_What is asked_: Copy the listing verbatim, excluding any images found in it.

(Entries taken from a collection)
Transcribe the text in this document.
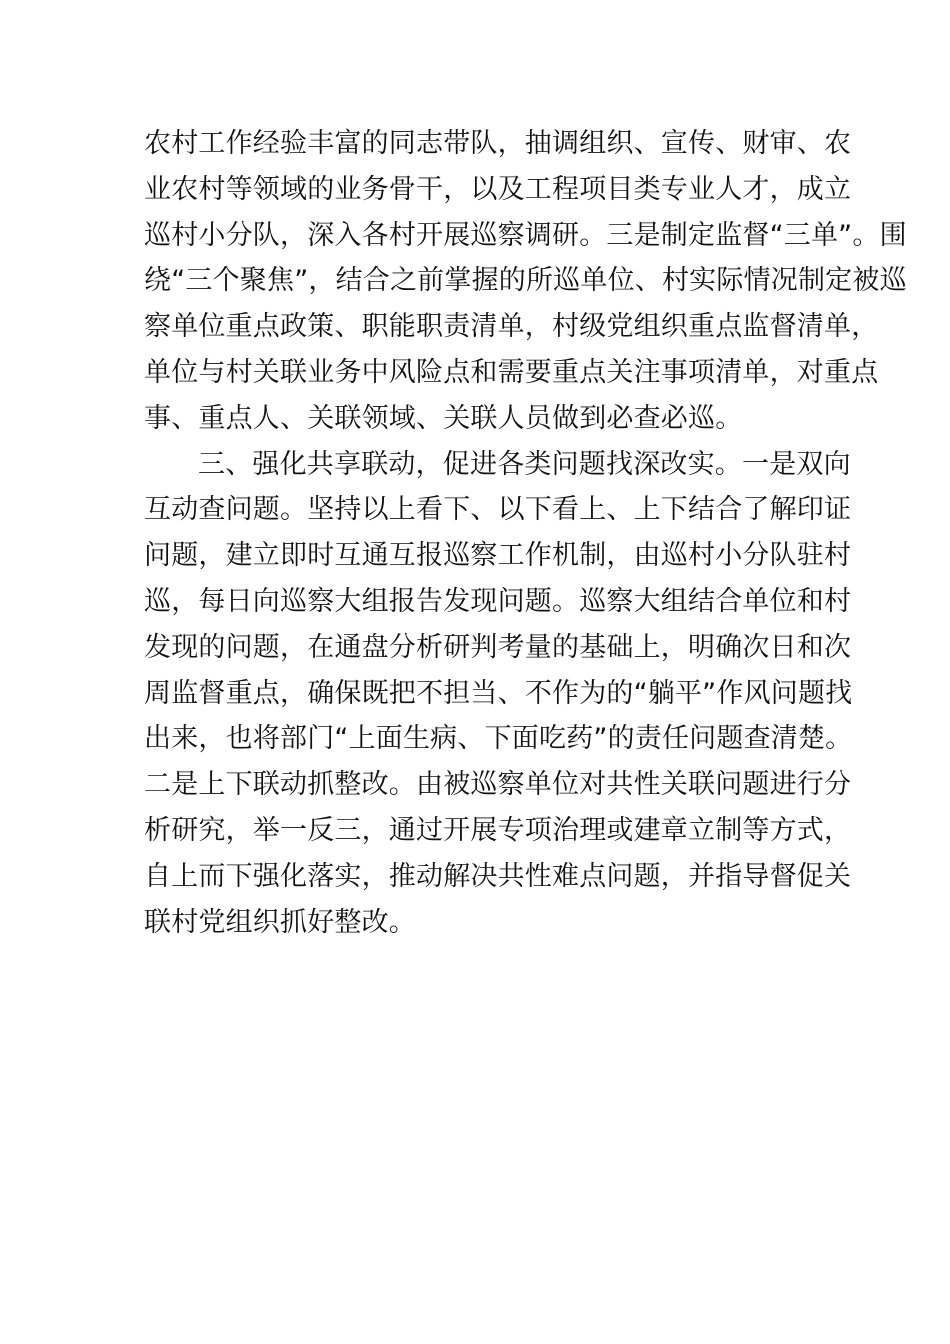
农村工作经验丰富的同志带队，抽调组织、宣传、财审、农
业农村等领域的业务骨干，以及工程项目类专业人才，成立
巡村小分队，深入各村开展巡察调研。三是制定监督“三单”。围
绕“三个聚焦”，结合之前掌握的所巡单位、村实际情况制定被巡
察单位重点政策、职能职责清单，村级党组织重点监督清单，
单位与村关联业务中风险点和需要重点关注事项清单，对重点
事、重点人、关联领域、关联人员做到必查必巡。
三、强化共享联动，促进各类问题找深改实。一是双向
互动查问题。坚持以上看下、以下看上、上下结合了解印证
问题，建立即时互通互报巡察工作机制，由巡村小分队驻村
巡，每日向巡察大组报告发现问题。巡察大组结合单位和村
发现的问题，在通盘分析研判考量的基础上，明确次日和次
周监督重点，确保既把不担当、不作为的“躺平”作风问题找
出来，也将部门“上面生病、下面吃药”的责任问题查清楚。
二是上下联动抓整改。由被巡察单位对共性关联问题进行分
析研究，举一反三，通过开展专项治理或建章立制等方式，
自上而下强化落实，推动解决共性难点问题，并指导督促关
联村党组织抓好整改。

_Output for this task_:
Transcribe the text in this document.
农村工作经验丰富的同志带队，抽调组织、宣传、财审、农
业农村等领域的业务骨干，以及工程项目类专业人才，成立
巡村小分队，深入各村开展巡察调研。三是制定监督“三单”。围
绕“三个聚焦”，结合之前掌握的所巡单位、村实际情况制定被巡
察单位重点政策、职能职责清单，村级党组织重点监督清单，
单位与村关联业务中风险点和需要重点关注事项清单，对重点
事、重点人、关联领域、关联人员做到必查必巡。
三、强化共享联动，促进各类问题找深改实。一是双向
互动查问题。坚持以上看下、以下看上、上下结合了解印证
问题，建立即时互通互报巡察工作机制，由巡村小分队驻村
巡，每日向巡察大组报告发现问题。巡察大组结合单位和村
发现的问题，在通盘分析研判考量的基础上，明确次日和次
周监督重点，确保既把不担当、不作为的“躺平”作风问题找
出来，也将部门“上面生病、下面吃药”的责任问题查清楚。
二是上下联动抓整改。由被巡察单位对共性关联问题进行分
析研究，举一反三，通过开展专项治理或建章立制等方式，
自上而下强化落实，推动解决共性难点问题，并指导督促关
联村党组织抓好整改。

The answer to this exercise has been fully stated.